(A block of data)

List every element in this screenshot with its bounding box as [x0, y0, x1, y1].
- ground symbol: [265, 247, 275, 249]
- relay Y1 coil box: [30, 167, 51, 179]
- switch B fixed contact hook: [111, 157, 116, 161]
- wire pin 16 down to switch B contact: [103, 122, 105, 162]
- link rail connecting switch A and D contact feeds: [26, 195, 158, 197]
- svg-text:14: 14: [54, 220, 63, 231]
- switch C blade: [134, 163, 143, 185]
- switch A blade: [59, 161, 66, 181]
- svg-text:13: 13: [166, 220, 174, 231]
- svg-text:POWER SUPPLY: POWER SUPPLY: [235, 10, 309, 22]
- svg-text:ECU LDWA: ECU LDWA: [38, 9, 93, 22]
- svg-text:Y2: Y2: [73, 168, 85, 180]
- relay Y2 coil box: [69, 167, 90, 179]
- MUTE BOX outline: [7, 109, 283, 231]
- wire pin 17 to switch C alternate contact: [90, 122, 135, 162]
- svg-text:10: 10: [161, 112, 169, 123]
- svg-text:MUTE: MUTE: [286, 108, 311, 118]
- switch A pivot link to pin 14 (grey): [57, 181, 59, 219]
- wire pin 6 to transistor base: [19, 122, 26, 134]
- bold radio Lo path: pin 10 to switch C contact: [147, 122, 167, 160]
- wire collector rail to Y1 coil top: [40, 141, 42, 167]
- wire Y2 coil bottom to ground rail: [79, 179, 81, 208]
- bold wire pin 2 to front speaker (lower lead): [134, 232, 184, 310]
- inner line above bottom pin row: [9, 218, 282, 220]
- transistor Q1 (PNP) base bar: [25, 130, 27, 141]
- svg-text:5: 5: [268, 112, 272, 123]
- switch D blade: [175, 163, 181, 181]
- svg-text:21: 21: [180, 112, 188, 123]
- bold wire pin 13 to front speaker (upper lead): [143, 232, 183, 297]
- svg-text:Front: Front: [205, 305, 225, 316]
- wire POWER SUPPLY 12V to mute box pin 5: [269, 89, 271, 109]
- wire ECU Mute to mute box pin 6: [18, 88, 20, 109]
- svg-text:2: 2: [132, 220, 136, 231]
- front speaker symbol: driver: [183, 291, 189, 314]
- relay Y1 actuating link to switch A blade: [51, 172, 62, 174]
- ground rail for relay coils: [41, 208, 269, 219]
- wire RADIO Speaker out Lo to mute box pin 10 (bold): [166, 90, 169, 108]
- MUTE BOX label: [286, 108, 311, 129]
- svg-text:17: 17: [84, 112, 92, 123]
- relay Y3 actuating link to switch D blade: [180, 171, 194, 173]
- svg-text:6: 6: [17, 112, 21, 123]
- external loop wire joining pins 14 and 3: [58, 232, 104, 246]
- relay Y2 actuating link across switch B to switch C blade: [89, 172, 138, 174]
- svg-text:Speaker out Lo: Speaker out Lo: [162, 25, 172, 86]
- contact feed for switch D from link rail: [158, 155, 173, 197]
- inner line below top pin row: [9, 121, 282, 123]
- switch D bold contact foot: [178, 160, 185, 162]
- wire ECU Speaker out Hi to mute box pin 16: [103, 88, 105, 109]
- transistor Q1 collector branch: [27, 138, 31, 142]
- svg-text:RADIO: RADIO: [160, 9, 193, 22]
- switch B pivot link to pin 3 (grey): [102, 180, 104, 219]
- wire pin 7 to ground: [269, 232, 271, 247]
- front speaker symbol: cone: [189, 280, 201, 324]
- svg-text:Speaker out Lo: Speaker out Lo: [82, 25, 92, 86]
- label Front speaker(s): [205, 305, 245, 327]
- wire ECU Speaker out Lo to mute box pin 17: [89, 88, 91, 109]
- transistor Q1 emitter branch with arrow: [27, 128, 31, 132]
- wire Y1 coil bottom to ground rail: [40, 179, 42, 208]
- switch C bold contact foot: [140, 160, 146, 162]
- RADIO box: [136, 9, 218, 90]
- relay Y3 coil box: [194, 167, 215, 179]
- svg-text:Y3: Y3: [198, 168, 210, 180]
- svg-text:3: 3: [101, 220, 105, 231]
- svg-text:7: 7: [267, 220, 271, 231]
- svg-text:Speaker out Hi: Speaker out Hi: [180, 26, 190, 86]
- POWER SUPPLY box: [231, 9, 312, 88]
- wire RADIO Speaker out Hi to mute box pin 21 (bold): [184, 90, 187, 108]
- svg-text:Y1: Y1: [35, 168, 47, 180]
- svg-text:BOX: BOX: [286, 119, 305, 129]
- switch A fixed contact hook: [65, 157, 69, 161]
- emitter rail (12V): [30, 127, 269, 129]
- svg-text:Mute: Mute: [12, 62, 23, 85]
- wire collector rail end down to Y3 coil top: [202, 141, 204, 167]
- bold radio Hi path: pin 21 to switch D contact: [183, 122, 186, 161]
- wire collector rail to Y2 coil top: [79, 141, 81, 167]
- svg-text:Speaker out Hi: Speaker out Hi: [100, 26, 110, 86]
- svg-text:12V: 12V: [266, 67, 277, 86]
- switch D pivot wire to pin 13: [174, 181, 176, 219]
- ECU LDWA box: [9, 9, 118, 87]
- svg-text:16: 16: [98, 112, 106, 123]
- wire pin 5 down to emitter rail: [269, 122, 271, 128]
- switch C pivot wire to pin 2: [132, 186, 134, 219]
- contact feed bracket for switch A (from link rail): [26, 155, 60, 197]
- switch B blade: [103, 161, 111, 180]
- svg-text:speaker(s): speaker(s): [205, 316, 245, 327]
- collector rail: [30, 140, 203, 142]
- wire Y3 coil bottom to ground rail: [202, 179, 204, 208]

• **Exercise description**
Reproduce every line of the records above verbatim, changing nothing.

• **Exercise solution**
List every element in this screenshot with its bounding box as [x0, y0, x1, y1].
- ground symbol: [265, 247, 275, 249]
- relay Y1 coil box: [30, 167, 51, 179]
- switch B fixed contact hook: [111, 157, 116, 161]
- wire pin 16 down to switch B contact: [103, 122, 105, 162]
- link rail connecting switch A and D contact feeds: [26, 195, 158, 197]
- svg-text:14: 14: [54, 220, 63, 231]
- switch C blade: [134, 163, 143, 185]
- switch A blade: [59, 161, 66, 181]
- svg-text:13: 13: [166, 220, 174, 231]
- svg-text:POWER SUPPLY: POWER SUPPLY: [235, 10, 309, 22]
- svg-text:ECU LDWA: ECU LDWA: [38, 9, 93, 22]
- svg-text:Y2: Y2: [73, 168, 85, 180]
- relay Y2 coil box: [69, 167, 90, 179]
- MUTE BOX outline: [7, 109, 283, 231]
- wire pin 17 to switch C alternate contact: [90, 122, 135, 162]
- svg-text:10: 10: [161, 112, 169, 123]
- svg-text:MUTE: MUTE: [286, 108, 311, 118]
- switch A pivot link to pin 14 (grey): [57, 181, 59, 219]
- wire pin 6 to transistor base: [19, 122, 26, 134]
- bold radio Lo path: pin 10 to switch C contact: [147, 122, 167, 160]
- wire collector rail to Y1 coil top: [40, 141, 42, 167]
- wire Y2 coil bottom to ground rail: [79, 179, 81, 208]
- bold wire pin 2 to front speaker (lower lead): [134, 232, 184, 310]
- inner line above bottom pin row: [9, 218, 282, 220]
- transistor Q1 (PNP) base bar: [25, 130, 27, 141]
- svg-text:5: 5: [268, 112, 272, 123]
- switch D blade: [175, 163, 181, 181]
- svg-text:21: 21: [180, 112, 188, 123]
- bold wire pin 13 to front speaker (upper lead): [143, 232, 183, 297]
- svg-text:Front: Front: [205, 305, 225, 316]
- wire POWER SUPPLY 12V to mute box pin 5: [269, 89, 271, 109]
- wire ECU Mute to mute box pin 6: [18, 88, 20, 109]
- svg-text:2: 2: [132, 220, 136, 231]
- front speaker symbol: driver: [183, 291, 189, 314]
- relay Y1 actuating link to switch A blade: [51, 172, 62, 174]
- ground rail for relay coils: [41, 208, 269, 219]
- wire RADIO Speaker out Lo to mute box pin 10 (bold): [166, 90, 169, 108]
- MUTE BOX label: [286, 108, 311, 129]
- svg-text:17: 17: [84, 112, 92, 123]
- relay Y3 actuating link to switch D blade: [180, 171, 194, 173]
- svg-text:6: 6: [17, 112, 21, 123]
- external loop wire joining pins 14 and 3: [58, 232, 104, 246]
- relay Y2 actuating link across switch B to switch C blade: [89, 172, 138, 174]
- svg-text:Speaker out Lo: Speaker out Lo: [162, 25, 172, 86]
- contact feed for switch D from link rail: [158, 155, 173, 197]
- inner line below top pin row: [9, 121, 282, 123]
- switch D bold contact foot: [178, 160, 185, 162]
- wire ECU Speaker out Hi to mute box pin 16: [103, 88, 105, 109]
- transistor Q1 collector branch: [27, 138, 31, 142]
- svg-text:RADIO: RADIO: [160, 9, 193, 22]
- switch B pivot link to pin 3 (grey): [102, 180, 104, 219]
- wire pin 7 to ground: [269, 232, 271, 247]
- front speaker symbol: cone: [189, 280, 201, 324]
- svg-text:Speaker out Lo: Speaker out Lo: [82, 25, 92, 86]
- label Front speaker(s): [205, 305, 245, 327]
- wire ECU Speaker out Lo to mute box pin 17: [89, 88, 91, 109]
- transistor Q1 emitter branch with arrow: [27, 128, 31, 132]
- wire Y1 coil bottom to ground rail: [40, 179, 42, 208]
- switch C bold contact foot: [140, 160, 146, 162]
- RADIO box: [136, 9, 218, 90]
- relay Y3 coil box: [194, 167, 215, 179]
- svg-text:Y3: Y3: [198, 168, 210, 180]
- svg-text:3: 3: [101, 220, 105, 231]
- svg-text:7: 7: [267, 220, 271, 231]
- svg-text:Speaker out Hi: Speaker out Hi: [180, 26, 190, 86]
- POWER SUPPLY box: [231, 9, 312, 88]
- wire RADIO Speaker out Hi to mute box pin 21 (bold): [184, 90, 187, 108]
- svg-text:Y1: Y1: [35, 168, 47, 180]
- svg-text:BOX: BOX: [286, 119, 305, 129]
- switch A fixed contact hook: [65, 157, 69, 161]
- emitter rail (12V): [30, 127, 269, 129]
- svg-text:Mute: Mute: [12, 62, 23, 85]
- wire collector rail end down to Y3 coil top: [202, 141, 204, 167]
- bold radio Hi path: pin 21 to switch D contact: [183, 122, 186, 161]
- wire collector rail to Y2 coil top: [79, 141, 81, 167]
- svg-text:Speaker out Hi: Speaker out Hi: [100, 26, 110, 86]
- svg-text:12V: 12V: [266, 67, 277, 86]
- switch D pivot wire to pin 13: [174, 181, 176, 219]
- ECU LDWA box: [9, 9, 118, 87]
- svg-text:16: 16: [98, 112, 106, 123]
- wire pin 5 down to emitter rail: [269, 122, 271, 128]
- switch C pivot wire to pin 2: [132, 186, 134, 219]
- contact feed bracket for switch A (from link rail): [26, 155, 60, 197]
- switch B blade: [103, 161, 111, 180]
- svg-text:speaker(s): speaker(s): [205, 316, 245, 327]
- collector rail: [30, 140, 203, 142]
- wire Y3 coil bottom to ground rail: [202, 179, 204, 208]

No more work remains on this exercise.